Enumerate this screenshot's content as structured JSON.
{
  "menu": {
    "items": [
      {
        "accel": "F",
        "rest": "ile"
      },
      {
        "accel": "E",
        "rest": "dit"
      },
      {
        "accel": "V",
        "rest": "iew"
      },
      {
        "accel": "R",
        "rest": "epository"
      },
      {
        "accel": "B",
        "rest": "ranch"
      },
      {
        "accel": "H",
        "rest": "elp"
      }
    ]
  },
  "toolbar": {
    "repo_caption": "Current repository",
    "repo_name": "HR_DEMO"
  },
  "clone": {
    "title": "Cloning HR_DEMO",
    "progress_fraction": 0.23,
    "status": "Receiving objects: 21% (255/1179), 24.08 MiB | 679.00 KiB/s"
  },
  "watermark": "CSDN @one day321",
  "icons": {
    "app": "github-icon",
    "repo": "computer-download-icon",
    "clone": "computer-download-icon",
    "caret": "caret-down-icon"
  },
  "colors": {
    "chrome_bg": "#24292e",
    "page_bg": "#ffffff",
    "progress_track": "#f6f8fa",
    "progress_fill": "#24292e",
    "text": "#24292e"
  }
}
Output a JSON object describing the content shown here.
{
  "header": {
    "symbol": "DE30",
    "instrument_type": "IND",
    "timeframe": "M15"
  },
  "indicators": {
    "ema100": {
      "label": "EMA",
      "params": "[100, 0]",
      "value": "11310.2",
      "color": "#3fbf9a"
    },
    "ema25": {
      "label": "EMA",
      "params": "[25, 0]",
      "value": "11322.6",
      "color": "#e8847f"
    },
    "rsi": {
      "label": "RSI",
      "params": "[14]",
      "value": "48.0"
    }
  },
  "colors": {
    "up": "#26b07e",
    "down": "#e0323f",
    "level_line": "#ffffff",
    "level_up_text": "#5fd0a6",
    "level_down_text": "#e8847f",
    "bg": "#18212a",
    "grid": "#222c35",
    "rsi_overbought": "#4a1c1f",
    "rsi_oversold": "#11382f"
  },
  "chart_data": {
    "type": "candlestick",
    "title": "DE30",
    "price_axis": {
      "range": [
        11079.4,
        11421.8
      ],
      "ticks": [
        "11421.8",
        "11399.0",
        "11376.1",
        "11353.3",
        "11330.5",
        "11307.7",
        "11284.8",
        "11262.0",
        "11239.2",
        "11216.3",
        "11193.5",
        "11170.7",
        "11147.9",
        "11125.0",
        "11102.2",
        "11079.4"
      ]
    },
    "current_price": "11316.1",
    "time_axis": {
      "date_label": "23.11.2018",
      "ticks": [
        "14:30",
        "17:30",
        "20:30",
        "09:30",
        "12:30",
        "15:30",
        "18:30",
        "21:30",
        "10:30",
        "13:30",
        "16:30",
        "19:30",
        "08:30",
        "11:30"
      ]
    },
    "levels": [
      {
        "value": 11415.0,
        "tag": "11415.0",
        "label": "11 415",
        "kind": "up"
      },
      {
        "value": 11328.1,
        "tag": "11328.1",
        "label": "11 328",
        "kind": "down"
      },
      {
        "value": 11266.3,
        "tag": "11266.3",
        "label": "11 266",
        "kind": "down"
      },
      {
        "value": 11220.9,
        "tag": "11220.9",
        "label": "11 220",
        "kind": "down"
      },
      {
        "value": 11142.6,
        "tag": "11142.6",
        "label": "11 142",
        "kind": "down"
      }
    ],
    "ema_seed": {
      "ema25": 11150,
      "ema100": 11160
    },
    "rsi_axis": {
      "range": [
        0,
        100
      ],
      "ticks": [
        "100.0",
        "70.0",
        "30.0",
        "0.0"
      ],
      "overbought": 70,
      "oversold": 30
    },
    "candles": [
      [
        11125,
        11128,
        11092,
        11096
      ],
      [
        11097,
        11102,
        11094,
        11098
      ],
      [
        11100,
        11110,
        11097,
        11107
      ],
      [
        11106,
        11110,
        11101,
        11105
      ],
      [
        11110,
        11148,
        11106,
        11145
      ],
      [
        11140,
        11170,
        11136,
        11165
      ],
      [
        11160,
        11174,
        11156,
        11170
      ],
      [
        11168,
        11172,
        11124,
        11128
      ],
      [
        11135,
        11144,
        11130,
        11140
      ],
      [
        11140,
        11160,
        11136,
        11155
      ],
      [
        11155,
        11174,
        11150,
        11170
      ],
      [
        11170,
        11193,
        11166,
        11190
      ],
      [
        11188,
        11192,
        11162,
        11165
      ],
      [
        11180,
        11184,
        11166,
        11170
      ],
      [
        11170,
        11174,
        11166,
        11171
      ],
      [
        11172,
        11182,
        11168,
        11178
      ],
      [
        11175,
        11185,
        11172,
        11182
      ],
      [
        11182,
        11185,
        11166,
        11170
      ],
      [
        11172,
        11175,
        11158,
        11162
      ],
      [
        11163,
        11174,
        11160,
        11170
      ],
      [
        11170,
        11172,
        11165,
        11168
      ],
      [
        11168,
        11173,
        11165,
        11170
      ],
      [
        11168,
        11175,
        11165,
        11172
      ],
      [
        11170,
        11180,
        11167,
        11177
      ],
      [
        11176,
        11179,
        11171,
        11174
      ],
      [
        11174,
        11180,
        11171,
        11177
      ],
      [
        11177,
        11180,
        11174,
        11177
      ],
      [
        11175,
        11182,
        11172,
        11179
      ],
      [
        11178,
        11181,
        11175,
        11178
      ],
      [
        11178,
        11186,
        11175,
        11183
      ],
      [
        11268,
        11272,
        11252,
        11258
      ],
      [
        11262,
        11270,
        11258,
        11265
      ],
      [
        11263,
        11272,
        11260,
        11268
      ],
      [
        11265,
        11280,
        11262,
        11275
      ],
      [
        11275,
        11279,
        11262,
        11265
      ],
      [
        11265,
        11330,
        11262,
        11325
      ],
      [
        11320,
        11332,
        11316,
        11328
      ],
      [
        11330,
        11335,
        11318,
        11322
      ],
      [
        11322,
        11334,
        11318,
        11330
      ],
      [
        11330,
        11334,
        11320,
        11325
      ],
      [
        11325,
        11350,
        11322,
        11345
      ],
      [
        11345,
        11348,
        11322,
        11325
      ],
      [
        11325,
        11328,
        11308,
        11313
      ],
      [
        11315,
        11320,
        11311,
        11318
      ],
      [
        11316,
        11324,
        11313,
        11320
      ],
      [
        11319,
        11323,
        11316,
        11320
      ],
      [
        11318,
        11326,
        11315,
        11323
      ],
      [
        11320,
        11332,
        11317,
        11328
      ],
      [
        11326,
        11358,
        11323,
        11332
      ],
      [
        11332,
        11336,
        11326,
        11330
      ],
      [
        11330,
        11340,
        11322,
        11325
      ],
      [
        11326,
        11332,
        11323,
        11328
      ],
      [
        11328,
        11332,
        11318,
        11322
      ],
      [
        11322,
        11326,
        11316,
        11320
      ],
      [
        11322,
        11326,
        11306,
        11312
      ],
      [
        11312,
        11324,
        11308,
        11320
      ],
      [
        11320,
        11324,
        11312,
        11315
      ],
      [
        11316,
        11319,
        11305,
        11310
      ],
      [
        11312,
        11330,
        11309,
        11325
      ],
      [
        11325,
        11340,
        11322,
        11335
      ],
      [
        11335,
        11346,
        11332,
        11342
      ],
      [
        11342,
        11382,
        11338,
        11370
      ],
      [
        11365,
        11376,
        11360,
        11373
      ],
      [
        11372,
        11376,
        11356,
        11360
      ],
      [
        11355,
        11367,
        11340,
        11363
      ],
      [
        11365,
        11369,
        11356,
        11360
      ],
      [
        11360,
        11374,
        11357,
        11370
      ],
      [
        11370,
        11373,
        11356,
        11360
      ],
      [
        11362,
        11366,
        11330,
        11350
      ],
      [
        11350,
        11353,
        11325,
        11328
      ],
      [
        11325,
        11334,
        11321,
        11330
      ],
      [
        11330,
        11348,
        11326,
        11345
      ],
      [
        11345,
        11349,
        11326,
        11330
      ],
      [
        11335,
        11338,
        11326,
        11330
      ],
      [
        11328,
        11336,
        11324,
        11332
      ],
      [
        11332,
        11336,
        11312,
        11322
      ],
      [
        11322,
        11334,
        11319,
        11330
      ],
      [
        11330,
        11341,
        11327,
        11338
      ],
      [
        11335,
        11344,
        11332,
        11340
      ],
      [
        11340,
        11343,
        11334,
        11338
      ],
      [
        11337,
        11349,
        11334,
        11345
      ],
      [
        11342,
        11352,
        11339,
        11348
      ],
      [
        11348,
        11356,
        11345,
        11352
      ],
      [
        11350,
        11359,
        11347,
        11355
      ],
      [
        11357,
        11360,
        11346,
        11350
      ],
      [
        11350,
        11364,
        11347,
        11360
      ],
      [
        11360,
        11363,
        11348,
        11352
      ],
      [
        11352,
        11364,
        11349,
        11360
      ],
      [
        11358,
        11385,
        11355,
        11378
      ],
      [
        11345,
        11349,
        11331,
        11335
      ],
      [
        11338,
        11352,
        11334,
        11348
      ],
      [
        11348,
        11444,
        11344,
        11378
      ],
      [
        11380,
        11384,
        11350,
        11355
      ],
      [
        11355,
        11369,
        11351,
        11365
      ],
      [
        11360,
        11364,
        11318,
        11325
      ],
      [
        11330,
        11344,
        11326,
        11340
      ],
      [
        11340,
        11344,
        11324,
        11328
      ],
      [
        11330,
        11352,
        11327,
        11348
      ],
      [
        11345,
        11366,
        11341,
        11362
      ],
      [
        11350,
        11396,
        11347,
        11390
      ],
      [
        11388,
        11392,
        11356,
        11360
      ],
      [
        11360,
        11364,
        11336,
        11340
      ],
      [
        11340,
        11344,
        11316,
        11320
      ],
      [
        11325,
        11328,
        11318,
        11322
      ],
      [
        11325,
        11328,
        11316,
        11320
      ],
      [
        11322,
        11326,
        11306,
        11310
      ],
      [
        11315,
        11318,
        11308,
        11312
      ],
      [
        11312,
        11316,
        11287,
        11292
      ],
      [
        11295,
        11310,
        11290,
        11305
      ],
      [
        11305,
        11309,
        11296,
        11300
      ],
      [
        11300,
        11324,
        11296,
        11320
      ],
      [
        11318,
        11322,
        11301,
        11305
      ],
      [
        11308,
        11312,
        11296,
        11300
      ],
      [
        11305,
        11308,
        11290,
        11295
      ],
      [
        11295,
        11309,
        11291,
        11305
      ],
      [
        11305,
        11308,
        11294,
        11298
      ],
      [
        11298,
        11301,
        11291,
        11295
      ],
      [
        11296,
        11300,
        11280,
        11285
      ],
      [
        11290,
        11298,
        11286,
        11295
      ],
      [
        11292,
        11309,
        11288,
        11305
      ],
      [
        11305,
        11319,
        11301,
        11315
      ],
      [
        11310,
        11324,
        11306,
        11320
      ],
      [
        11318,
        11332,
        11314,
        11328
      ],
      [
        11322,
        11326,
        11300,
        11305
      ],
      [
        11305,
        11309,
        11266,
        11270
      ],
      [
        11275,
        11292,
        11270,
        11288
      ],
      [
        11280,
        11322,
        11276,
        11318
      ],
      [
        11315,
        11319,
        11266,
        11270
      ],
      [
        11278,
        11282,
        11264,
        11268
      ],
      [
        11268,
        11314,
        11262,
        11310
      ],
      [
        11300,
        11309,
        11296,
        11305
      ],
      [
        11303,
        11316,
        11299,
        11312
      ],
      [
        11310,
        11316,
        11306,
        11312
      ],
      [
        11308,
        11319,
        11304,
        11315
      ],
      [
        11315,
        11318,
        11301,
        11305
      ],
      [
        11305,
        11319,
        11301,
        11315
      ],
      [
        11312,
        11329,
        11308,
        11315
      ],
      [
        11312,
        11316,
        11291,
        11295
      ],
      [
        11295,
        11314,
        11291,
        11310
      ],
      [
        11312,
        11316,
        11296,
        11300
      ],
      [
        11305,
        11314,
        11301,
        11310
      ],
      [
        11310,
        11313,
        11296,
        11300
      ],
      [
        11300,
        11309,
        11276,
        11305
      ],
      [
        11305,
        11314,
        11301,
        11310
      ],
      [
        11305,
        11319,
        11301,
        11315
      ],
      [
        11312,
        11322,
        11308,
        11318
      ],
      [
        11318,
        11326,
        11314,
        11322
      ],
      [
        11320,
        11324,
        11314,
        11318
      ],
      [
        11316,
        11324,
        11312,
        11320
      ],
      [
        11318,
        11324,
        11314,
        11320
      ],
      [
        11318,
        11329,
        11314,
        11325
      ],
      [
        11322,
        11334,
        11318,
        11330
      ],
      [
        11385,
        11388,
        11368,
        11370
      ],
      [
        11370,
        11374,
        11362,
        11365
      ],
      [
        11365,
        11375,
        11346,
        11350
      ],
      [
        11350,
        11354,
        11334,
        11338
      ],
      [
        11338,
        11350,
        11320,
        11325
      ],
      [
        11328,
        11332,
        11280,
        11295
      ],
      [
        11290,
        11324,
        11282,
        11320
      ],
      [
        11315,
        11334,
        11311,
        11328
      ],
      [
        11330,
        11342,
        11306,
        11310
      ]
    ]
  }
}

**WHAT THIS TASK INVOLVES**
In the entries above, find every line holding the word "rest" and copy it out.

**ANSWER BELOW**
        "rest": "ile"
        "rest": "dit"
        "rest": "iew"
        "rest": "epository"
        "rest": "ranch"
        "rest": "elp"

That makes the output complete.